■ **Aim of the exercise**
Pick every line from the data that holds the word "Обратить".

─── Given data ───

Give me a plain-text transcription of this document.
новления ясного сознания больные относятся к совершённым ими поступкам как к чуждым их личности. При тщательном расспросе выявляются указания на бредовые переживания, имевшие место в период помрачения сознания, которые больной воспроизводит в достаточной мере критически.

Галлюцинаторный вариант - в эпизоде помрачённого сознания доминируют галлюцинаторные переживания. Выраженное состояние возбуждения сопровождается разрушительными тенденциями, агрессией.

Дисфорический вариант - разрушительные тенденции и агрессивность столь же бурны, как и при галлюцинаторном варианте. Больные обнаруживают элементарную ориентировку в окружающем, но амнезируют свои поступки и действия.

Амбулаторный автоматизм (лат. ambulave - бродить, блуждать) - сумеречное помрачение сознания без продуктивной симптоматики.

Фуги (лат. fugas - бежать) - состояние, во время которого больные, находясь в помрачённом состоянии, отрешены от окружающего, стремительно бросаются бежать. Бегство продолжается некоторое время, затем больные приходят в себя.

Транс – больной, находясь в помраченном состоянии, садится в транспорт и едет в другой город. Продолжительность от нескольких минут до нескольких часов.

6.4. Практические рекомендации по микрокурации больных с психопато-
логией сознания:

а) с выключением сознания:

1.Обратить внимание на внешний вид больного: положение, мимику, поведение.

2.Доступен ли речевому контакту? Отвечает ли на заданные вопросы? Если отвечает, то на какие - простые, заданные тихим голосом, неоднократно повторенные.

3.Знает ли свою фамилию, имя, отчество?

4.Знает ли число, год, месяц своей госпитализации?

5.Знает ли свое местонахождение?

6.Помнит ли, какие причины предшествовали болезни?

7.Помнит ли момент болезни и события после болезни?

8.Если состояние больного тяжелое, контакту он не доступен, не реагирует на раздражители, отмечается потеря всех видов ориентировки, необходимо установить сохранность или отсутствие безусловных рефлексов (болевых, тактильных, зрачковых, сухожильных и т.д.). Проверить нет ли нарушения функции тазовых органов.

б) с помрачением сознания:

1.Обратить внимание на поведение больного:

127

───

■ **Full response**
1.Обратить внимание на внешний вид больного: положение, мимику, поведение.
1.Обратить внимание на поведение больного:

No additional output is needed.